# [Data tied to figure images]

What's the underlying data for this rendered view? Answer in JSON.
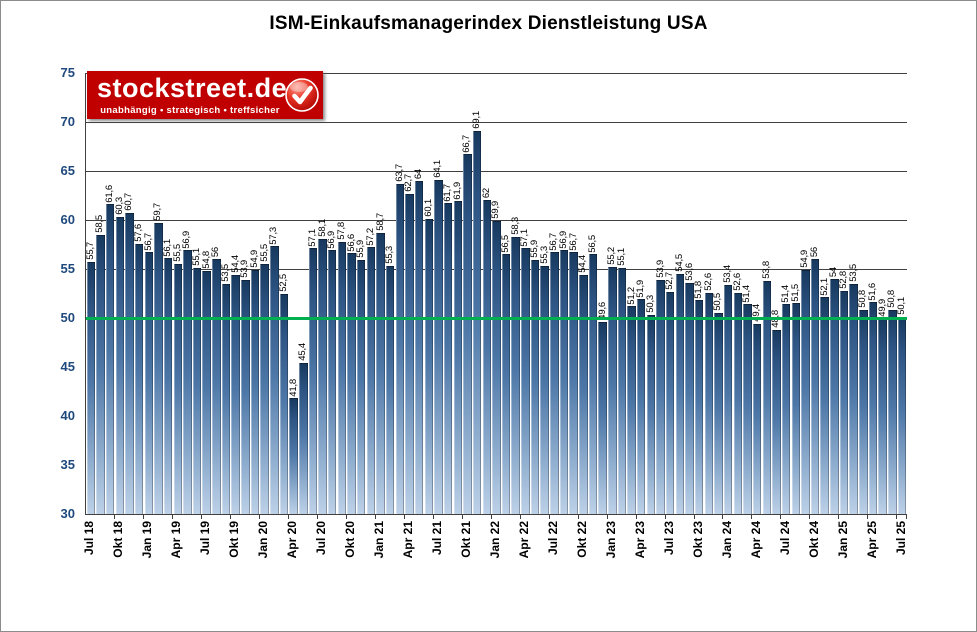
{
  "title": "ISM-Einkaufsmanagerindex Dienstleistung USA",
  "logo": {
    "name": "stockstreet.de",
    "tagline": "unabhängig • strategisch • treffsicher",
    "background_color": "#C00000",
    "badge_icon": "checkmark-icon"
  },
  "chart_data": {
    "type": "bar",
    "title": "ISM-Einkaufsmanagerindex Dienstleistung USA",
    "xlabel": "",
    "ylabel": "",
    "ylim": [
      30,
      75
    ],
    "y_ticks": [
      30,
      35,
      40,
      45,
      50,
      55,
      60,
      65,
      70,
      75
    ],
    "gridline_values": [
      55,
      60,
      65,
      70,
      75
    ],
    "grid_on": true,
    "reference_line": {
      "value": 50,
      "color": "#00B050"
    },
    "x_tick_interval": 3,
    "x_tick_labels": [
      "Jul 18",
      "Okt 18",
      "Jan 19",
      "Apr 19",
      "Jul 19",
      "Okt 19",
      "Jan 20",
      "Apr 20",
      "Jul 20",
      "Okt 20",
      "Jan 21",
      "Apr 21",
      "Jul 21",
      "Okt 21",
      "Jan 22",
      "Apr 22",
      "Jul 22",
      "Okt 22",
      "Jan 23",
      "Apr 23",
      "Jul 23",
      "Okt 23",
      "Jan 24",
      "Apr 24",
      "Jul 24",
      "Okt 24",
      "Jan 25",
      "Apr 25",
      "Jul 25"
    ],
    "values": [
      55.7,
      58.5,
      61.6,
      60.3,
      60.7,
      57.6,
      56.7,
      59.7,
      56.1,
      55.5,
      56.9,
      55.1,
      54.8,
      56,
      53.5,
      54.4,
      53.9,
      54.9,
      55.5,
      57.3,
      52.5,
      41.8,
      45.4,
      57.1,
      58.1,
      56.9,
      57.8,
      56.6,
      55.9,
      57.2,
      58.7,
      55.3,
      63.7,
      62.7,
      64,
      60.1,
      64.1,
      61.7,
      61.9,
      66.7,
      69.1,
      62,
      59.9,
      56.5,
      58.3,
      57.1,
      55.9,
      55.3,
      56.7,
      56.9,
      56.7,
      54.4,
      56.5,
      49.6,
      55.2,
      55.1,
      51.2,
      51.9,
      50.3,
      53.9,
      52.7,
      54.5,
      53.6,
      51.8,
      52.6,
      50.5,
      53.4,
      52.6,
      51.4,
      49.4,
      53.8,
      48.8,
      51.4,
      51.5,
      54.9,
      56,
      52.1,
      54,
      52.8,
      53.5,
      50.8,
      51.6,
      49.9,
      50.8,
      50.1
    ],
    "decimal_separator": ",",
    "colors": {
      "bar_top": "#17395f",
      "bar_bottom": "#bdd1e8",
      "gridline": "#404040",
      "y_axis_label": "#1F497D",
      "x_axis_label": "#000000",
      "data_label": "#000000",
      "reference_line": "#00B050"
    },
    "legend": null
  }
}
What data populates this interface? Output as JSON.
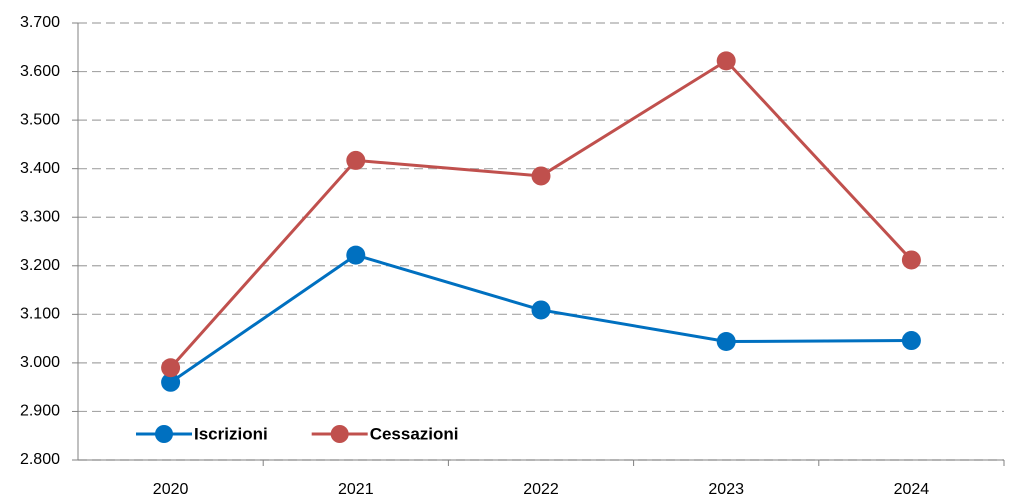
{
  "chart_data": {
    "type": "line",
    "categories": [
      "2020",
      "2021",
      "2022",
      "2023",
      "2024"
    ],
    "series": [
      {
        "name": "Iscrizioni",
        "color": "#0070c0",
        "values": [
          2960,
          3222,
          3109,
          3044,
          3046
        ]
      },
      {
        "name": "Cessazioni",
        "color": "#c0504d",
        "values": [
          2990,
          3417,
          3385,
          3622,
          3212
        ]
      }
    ],
    "ylim": [
      2800,
      3700
    ],
    "yticks": [
      {
        "value": 2800,
        "label": "2.800"
      },
      {
        "value": 2900,
        "label": "2.900"
      },
      {
        "value": 3000,
        "label": "3.000"
      },
      {
        "value": 3100,
        "label": "3.100"
      },
      {
        "value": 3200,
        "label": "3.200"
      },
      {
        "value": 3300,
        "label": "3.300"
      },
      {
        "value": 3400,
        "label": "3.400"
      },
      {
        "value": 3500,
        "label": "3.500"
      },
      {
        "value": 3600,
        "label": "3.600"
      },
      {
        "value": 3700,
        "label": "3.700"
      }
    ],
    "grid": true,
    "legend": "bottom-left"
  }
}
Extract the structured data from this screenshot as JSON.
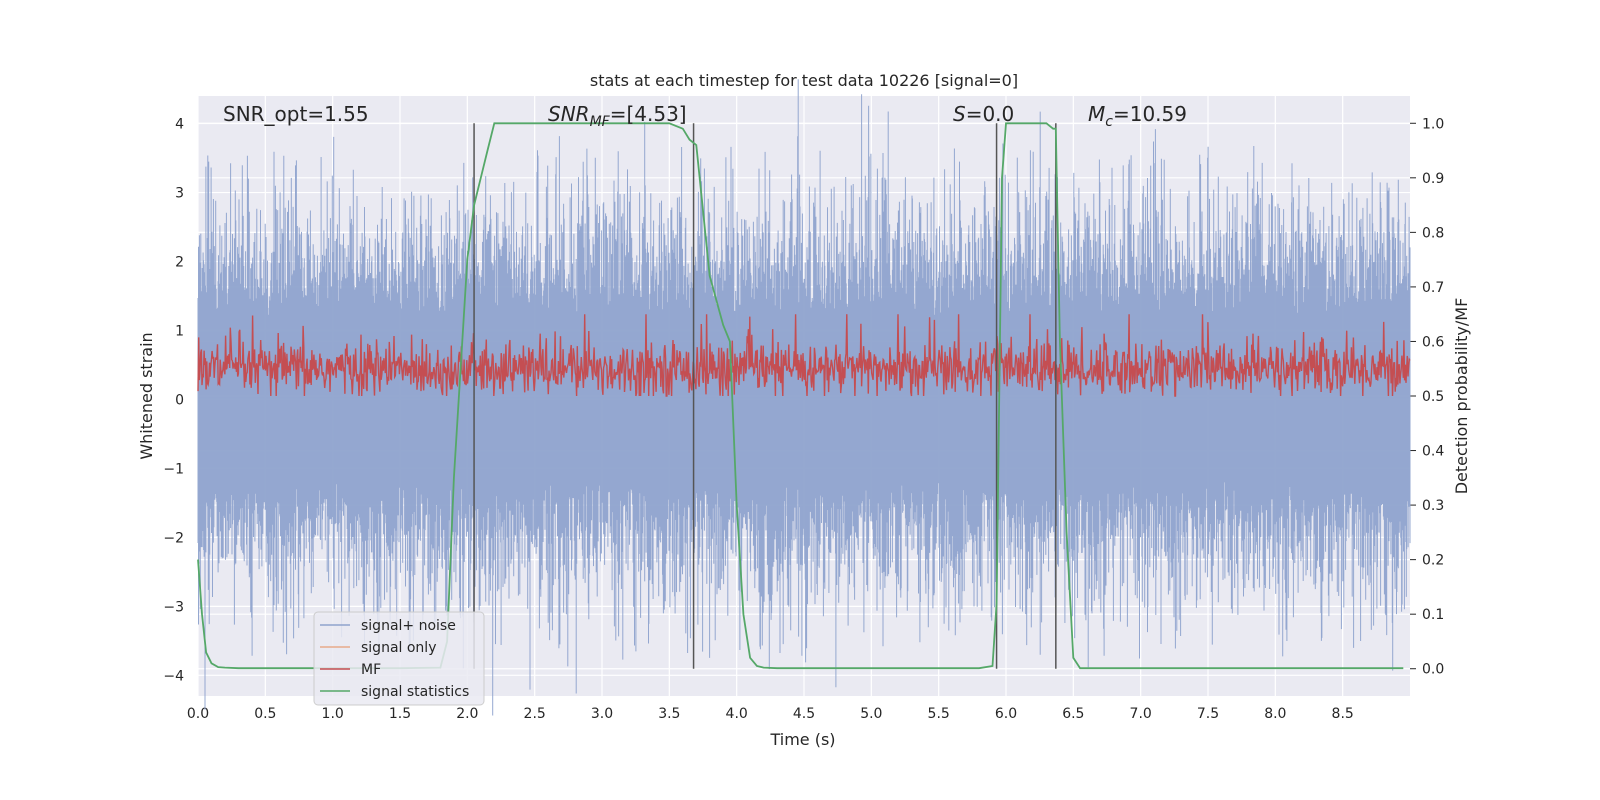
{
  "chart_data": {
    "type": "line",
    "title": "stats at each timestep for test data 10226 [signal=0]",
    "xlabel": "Time (s)",
    "ylabel": "Whitened strain",
    "ylabel_right": "Detection probability/MF",
    "xlim": [
      0.0,
      9.0
    ],
    "ylim": [
      -4.3,
      4.4
    ],
    "ylim_right": [
      -0.05,
      1.05
    ],
    "x_ticks": [
      "0.0",
      "0.5",
      "1.0",
      "1.5",
      "2.0",
      "2.5",
      "3.0",
      "3.5",
      "4.0",
      "4.5",
      "5.0",
      "5.5",
      "6.0",
      "6.5",
      "7.0",
      "7.5",
      "8.0",
      "8.5"
    ],
    "y_ticks": [
      "4",
      "3",
      "2",
      "1",
      "0",
      "−1",
      "−2",
      "−3",
      "−4"
    ],
    "y_ticks_right": [
      "1.0",
      "0.9",
      "0.8",
      "0.7",
      "0.6",
      "0.5",
      "0.4",
      "0.3",
      "0.2",
      "0.1",
      "0.0"
    ],
    "grid": true,
    "legend_position": "lower-left",
    "annotations": [
      {
        "id": "snr-opt",
        "text": "SNR_opt=1.55"
      },
      {
        "id": "snr-mf",
        "text": "SNR_MF=[4.53]",
        "main": "SNR",
        "sub": "MF",
        "rest": "=[4.53]"
      },
      {
        "id": "s-stat",
        "text": "S=0.0",
        "main": "S",
        "rest": "=0.0"
      },
      {
        "id": "mc",
        "text": "M_c=10.59",
        "main": "M",
        "sub": "c",
        "rest": "=10.59"
      }
    ],
    "vertical_lines_x": [
      2.05,
      3.68,
      5.93,
      6.37
    ],
    "series": [
      {
        "name": "signal+ noise",
        "color": "#8fa3cd",
        "description_kind": "noise",
        "amplitude_typical": 1.6,
        "amplitude_max": 3.7
      },
      {
        "name": "signal only",
        "color": "#e8a98a",
        "values": []
      },
      {
        "name": "MF",
        "color": "#c44e52",
        "description_kind": "noise",
        "mean_right_axis": 0.55
      },
      {
        "name": "signal statistics",
        "color": "#55a868",
        "axis": "right",
        "x": [
          0.0,
          0.03,
          0.06,
          0.1,
          0.15,
          0.2,
          0.3,
          1.5,
          1.8,
          1.85,
          1.9,
          2.0,
          2.05,
          2.1,
          2.15,
          2.2,
          3.5,
          3.6,
          3.65,
          3.7,
          3.8,
          3.9,
          3.95,
          4.0,
          4.05,
          4.1,
          4.15,
          4.2,
          4.3,
          5.8,
          5.9,
          5.93,
          5.97,
          6.0,
          6.3,
          6.35,
          6.37,
          6.4,
          6.45,
          6.5,
          6.55,
          8.95
        ],
        "y": [
          0.2,
          0.1,
          0.03,
          0.01,
          0.003,
          0.002,
          0.001,
          0.001,
          0.002,
          0.05,
          0.35,
          0.75,
          0.85,
          0.9,
          0.95,
          1.0,
          1.0,
          0.99,
          0.97,
          0.96,
          0.72,
          0.63,
          0.6,
          0.3,
          0.1,
          0.02,
          0.005,
          0.002,
          0.001,
          0.001,
          0.005,
          0.12,
          0.9,
          1.0,
          1.0,
          0.99,
          0.99,
          0.6,
          0.25,
          0.02,
          0.001,
          0.001
        ]
      }
    ]
  }
}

# [Goal]
Look through the material above and pick out each line holding the word "What".

# [Solution to the problem]
What's the underlying data for this rendered view? Answer in JSON.
What data populates this interface? Output as JSON.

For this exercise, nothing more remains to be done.